#### PROVIDED RECORDS:
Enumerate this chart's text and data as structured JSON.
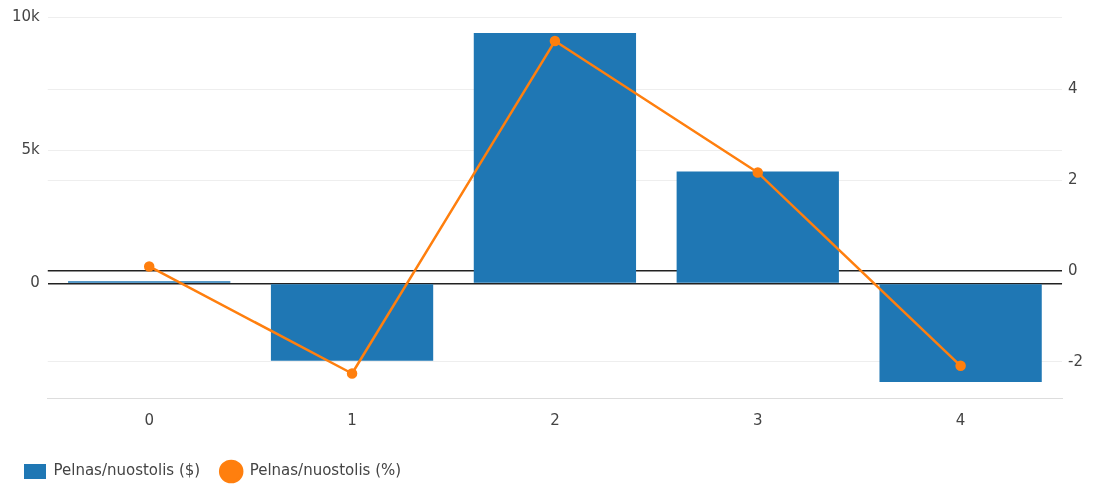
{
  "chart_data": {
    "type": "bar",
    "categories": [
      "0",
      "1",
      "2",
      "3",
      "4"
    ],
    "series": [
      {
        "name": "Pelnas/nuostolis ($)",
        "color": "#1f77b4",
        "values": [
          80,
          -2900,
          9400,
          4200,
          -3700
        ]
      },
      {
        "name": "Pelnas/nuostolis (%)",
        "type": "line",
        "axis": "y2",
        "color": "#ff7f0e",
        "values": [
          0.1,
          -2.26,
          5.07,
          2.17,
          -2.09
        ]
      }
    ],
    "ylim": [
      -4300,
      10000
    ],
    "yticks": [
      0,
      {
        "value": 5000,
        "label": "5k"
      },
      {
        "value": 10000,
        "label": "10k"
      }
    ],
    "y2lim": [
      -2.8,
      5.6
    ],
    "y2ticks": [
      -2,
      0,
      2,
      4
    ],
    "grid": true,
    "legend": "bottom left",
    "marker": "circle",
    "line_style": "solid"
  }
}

#### WHAT THIS TASK INVOLVES:
Track down all lines above with the string "Pelnas" and copy them.

#### EXERCISE ANSWER:
        "name": "Pelnas/nuostolis ($)",
        "name": "Pelnas/nuostolis (%)",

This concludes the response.